DIRECTIONS: Extract every entry word for word. Skip the pictures.

SUPPLIED MATERIAL:

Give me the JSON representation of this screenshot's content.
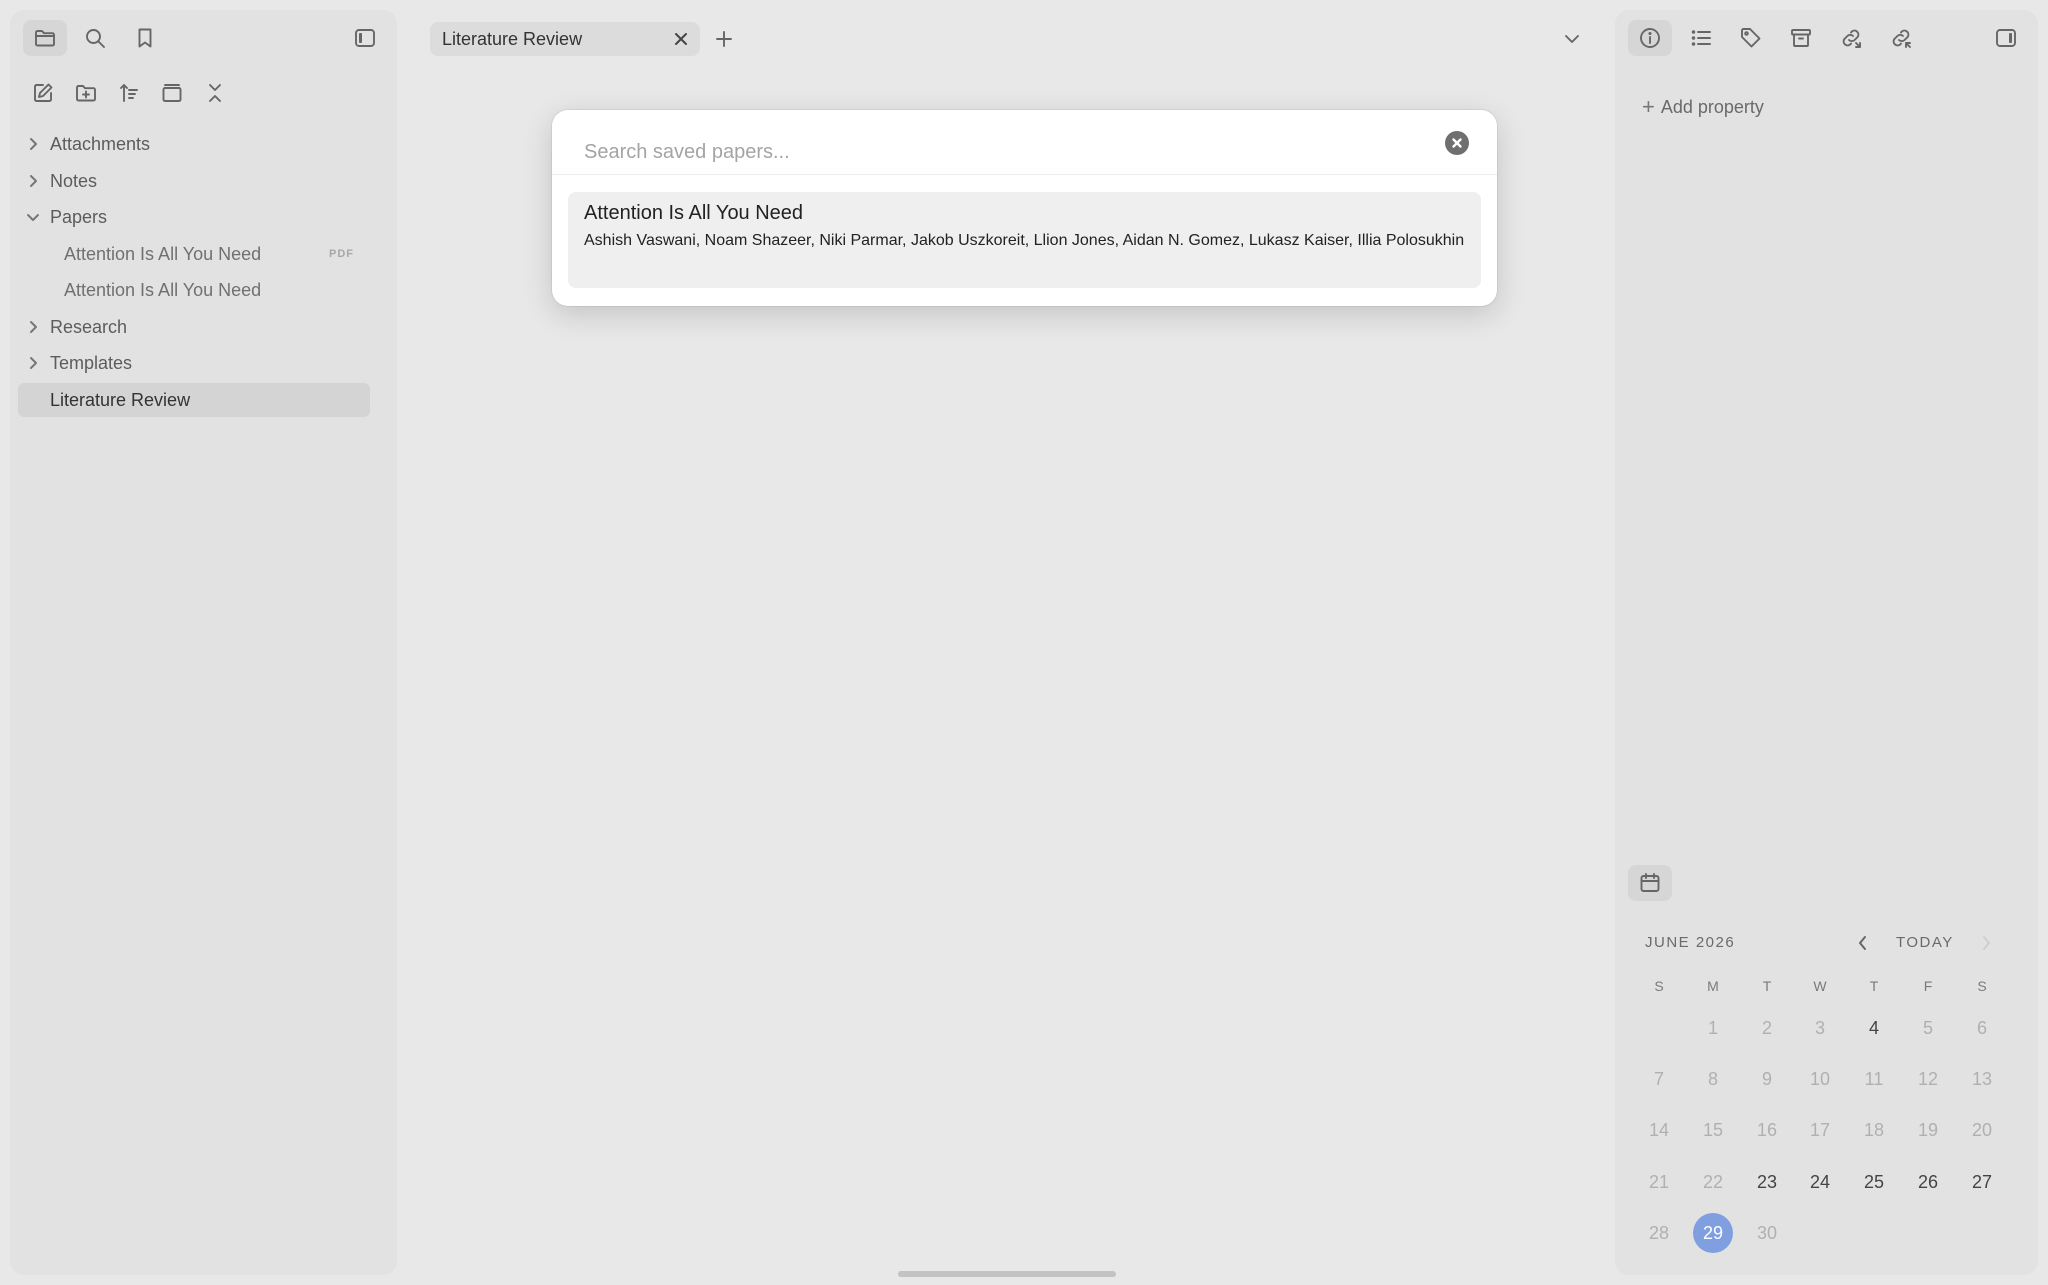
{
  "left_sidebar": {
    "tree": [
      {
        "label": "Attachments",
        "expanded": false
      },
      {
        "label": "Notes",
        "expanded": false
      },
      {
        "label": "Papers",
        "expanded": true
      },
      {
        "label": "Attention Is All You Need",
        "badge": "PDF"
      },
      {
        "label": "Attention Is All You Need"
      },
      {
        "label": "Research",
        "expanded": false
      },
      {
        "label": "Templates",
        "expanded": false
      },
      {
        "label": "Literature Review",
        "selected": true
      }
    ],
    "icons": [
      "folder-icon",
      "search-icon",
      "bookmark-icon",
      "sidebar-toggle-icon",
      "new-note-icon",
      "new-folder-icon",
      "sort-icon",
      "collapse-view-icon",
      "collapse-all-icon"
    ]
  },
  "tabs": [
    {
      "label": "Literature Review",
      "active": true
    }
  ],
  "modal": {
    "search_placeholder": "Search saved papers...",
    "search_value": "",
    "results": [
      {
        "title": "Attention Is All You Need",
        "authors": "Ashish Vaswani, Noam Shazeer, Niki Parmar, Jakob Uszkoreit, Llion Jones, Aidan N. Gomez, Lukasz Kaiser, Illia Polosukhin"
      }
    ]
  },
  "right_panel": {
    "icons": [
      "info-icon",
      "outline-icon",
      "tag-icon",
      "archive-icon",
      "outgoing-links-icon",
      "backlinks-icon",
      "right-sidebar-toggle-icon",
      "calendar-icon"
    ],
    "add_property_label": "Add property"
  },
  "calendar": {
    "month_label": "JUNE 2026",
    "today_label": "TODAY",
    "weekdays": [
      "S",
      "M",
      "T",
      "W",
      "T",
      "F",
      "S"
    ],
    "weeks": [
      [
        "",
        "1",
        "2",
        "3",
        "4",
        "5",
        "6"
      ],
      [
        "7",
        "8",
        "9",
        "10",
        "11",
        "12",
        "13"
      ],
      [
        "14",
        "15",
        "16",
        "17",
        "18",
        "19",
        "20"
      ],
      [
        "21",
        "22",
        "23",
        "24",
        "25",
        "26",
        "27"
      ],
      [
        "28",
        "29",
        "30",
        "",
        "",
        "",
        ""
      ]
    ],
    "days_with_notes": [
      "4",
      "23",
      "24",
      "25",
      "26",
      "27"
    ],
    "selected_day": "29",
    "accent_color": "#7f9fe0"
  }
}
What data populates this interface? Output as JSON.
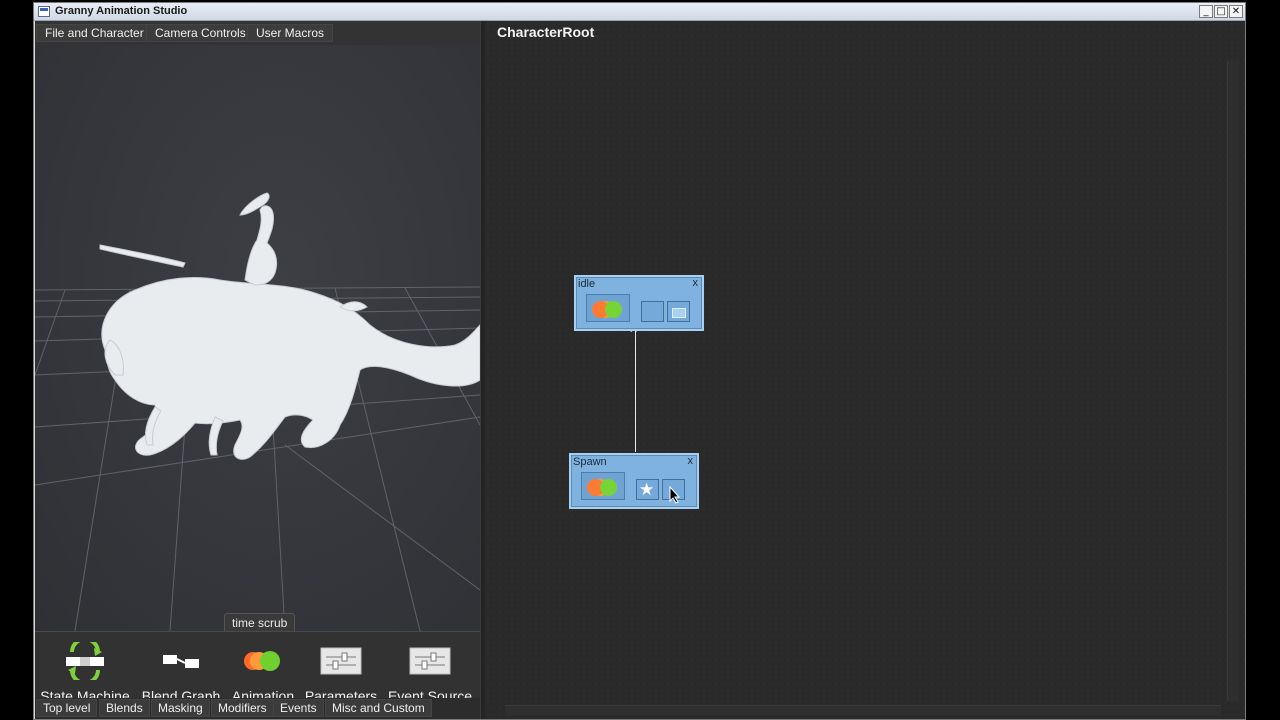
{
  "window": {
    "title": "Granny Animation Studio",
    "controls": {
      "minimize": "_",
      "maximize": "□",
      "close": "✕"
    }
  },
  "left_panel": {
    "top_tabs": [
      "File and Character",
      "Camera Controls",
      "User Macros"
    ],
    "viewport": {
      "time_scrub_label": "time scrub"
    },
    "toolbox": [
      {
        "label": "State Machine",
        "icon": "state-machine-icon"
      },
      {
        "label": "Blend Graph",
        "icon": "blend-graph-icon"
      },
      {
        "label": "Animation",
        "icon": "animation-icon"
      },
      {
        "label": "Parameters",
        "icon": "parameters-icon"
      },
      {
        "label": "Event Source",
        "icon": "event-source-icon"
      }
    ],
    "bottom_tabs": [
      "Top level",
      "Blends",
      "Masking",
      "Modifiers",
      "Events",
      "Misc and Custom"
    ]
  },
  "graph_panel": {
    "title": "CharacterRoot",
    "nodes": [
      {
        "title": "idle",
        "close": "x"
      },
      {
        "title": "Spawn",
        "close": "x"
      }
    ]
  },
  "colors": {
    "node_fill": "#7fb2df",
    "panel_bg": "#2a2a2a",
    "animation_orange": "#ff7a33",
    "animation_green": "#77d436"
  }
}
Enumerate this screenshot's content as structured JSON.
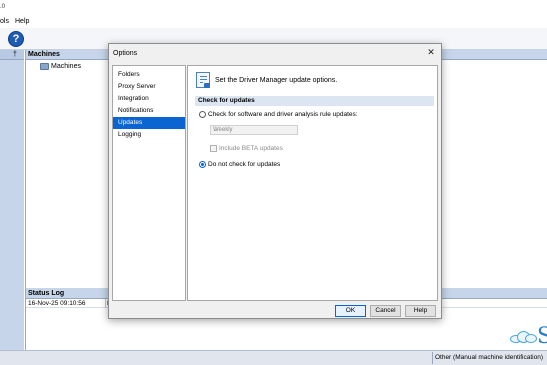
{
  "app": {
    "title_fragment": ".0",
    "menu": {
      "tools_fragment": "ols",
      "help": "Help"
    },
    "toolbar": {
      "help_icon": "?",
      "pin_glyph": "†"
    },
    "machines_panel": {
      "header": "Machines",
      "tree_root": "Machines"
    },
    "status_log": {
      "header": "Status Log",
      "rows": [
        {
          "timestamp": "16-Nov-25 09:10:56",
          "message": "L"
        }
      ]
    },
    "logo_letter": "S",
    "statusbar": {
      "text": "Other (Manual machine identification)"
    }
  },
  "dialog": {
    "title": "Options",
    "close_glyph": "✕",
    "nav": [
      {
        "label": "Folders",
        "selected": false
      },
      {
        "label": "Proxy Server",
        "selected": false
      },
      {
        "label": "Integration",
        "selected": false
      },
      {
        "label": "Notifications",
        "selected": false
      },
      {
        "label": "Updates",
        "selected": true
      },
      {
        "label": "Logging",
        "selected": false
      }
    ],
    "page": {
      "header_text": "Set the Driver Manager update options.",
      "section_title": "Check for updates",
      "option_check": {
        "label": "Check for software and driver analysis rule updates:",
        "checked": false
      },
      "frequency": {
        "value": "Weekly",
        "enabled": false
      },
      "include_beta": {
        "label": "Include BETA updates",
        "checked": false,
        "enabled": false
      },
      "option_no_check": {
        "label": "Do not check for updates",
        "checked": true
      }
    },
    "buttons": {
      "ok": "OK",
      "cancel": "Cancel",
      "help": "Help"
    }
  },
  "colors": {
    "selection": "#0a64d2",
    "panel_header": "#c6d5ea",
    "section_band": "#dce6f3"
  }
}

EXERCISE RESPONSE:
Give me the JSON representation of this screenshot's content.
{
  "left_sidebar": {
    "tree": [
      {
        "label": "Attachments",
        "expanded": false
      },
      {
        "label": "Notes",
        "expanded": false
      },
      {
        "label": "Papers",
        "expanded": true
      },
      {
        "label": "Attention Is All You Need",
        "badge": "PDF"
      },
      {
        "label": "Attention Is All You Need"
      },
      {
        "label": "Research",
        "expanded": false
      },
      {
        "label": "Templates",
        "expanded": false
      },
      {
        "label": "Literature Review",
        "selected": true
      }
    ],
    "icons": [
      "folder-icon",
      "search-icon",
      "bookmark-icon",
      "sidebar-toggle-icon",
      "new-note-icon",
      "new-folder-icon",
      "sort-icon",
      "collapse-view-icon",
      "collapse-all-icon"
    ]
  },
  "tabs": [
    {
      "label": "Literature Review",
      "active": true
    }
  ],
  "modal": {
    "search_placeholder": "Search saved papers...",
    "search_value": "",
    "results": [
      {
        "title": "Attention Is All You Need",
        "authors": "Ashish Vaswani, Noam Shazeer, Niki Parmar, Jakob Uszkoreit, Llion Jones, Aidan N. Gomez, Lukasz Kaiser, Illia Polosukhin"
      }
    ]
  },
  "right_panel": {
    "icons": [
      "info-icon",
      "outline-icon",
      "tag-icon",
      "archive-icon",
      "outgoing-links-icon",
      "backlinks-icon",
      "right-sidebar-toggle-icon",
      "calendar-icon"
    ],
    "add_property_label": "Add property"
  },
  "calendar": {
    "month_label": "JUNE 2026",
    "today_label": "TODAY",
    "weekdays": [
      "S",
      "M",
      "T",
      "W",
      "T",
      "F",
      "S"
    ],
    "weeks": [
      [
        "",
        "1",
        "2",
        "3",
        "4",
        "5",
        "6"
      ],
      [
        "7",
        "8",
        "9",
        "10",
        "11",
        "12",
        "13"
      ],
      [
        "14",
        "15",
        "16",
        "17",
        "18",
        "19",
        "20"
      ],
      [
        "21",
        "22",
        "23",
        "24",
        "25",
        "26",
        "27"
      ],
      [
        "28",
        "29",
        "30",
        "",
        "",
        "",
        ""
      ]
    ],
    "days_with_notes": [
      "4",
      "23",
      "24",
      "25",
      "26",
      "27"
    ],
    "selected_day": "29",
    "accent_color": "#7f9fe0"
  }
}
What data populates this interface? Output as JSON.
{
  "window": {
    "title": "Granny Animation Studio",
    "controls": {
      "minimize": "_",
      "maximize": "□",
      "close": "✕"
    }
  },
  "left_panel": {
    "top_tabs": [
      "File and Character",
      "Camera Controls",
      "User Macros"
    ],
    "viewport": {
      "time_scrub_label": "time scrub"
    },
    "toolbox": [
      {
        "label": "State Machine",
        "icon": "state-machine-icon"
      },
      {
        "label": "Blend Graph",
        "icon": "blend-graph-icon"
      },
      {
        "label": "Animation",
        "icon": "animation-icon"
      },
      {
        "label": "Parameters",
        "icon": "parameters-icon"
      },
      {
        "label": "Event Source",
        "icon": "event-source-icon"
      }
    ],
    "bottom_tabs": [
      "Top level",
      "Blends",
      "Masking",
      "Modifiers",
      "Events",
      "Misc and Custom"
    ]
  },
  "graph_panel": {
    "title": "CharacterRoot",
    "nodes": [
      {
        "title": "idle",
        "close": "x"
      },
      {
        "title": "Spawn",
        "close": "x"
      }
    ]
  },
  "colors": {
    "node_fill": "#7fb2df",
    "panel_bg": "#2a2a2a",
    "animation_orange": "#ff7a33",
    "animation_green": "#77d436"
  }
}
Enumerate this screenshot's content as structured JSON.
{
  "app": {
    "title_fragment": ".0",
    "menu": {
      "tools_fragment": "ols",
      "help": "Help"
    },
    "toolbar": {
      "help_icon": "?",
      "pin_glyph": "†"
    },
    "machines_panel": {
      "header": "Machines",
      "tree_root": "Machines"
    },
    "status_log": {
      "header": "Status Log",
      "rows": [
        {
          "timestamp": "16-Nov-25 09:10:56",
          "message": "L"
        }
      ]
    },
    "logo_letter": "S",
    "statusbar": {
      "text": "Other (Manual machine identification)"
    }
  },
  "dialog": {
    "title": "Options",
    "close_glyph": "✕",
    "nav": [
      {
        "label": "Folders",
        "selected": false
      },
      {
        "label": "Proxy Server",
        "selected": false
      },
      {
        "label": "Integration",
        "selected": false
      },
      {
        "label": "Notifications",
        "selected": false
      },
      {
        "label": "Updates",
        "selected": true
      },
      {
        "label": "Logging",
        "selected": false
      }
    ],
    "page": {
      "header_text": "Set the Driver Manager update options.",
      "section_title": "Check for updates",
      "option_check": {
        "label": "Check for software and driver analysis rule updates:",
        "checked": false
      },
      "frequency": {
        "value": "Weekly",
        "enabled": false
      },
      "include_beta": {
        "label": "Include BETA updates",
        "checked": false,
        "enabled": false
      },
      "option_no_check": {
        "label": "Do not check for updates",
        "checked": true
      }
    },
    "buttons": {
      "ok": "OK",
      "cancel": "Cancel",
      "help": "Help"
    }
  },
  "colors": {
    "selection": "#0a64d2",
    "panel_header": "#c6d5ea",
    "section_band": "#dce6f3"
  }
}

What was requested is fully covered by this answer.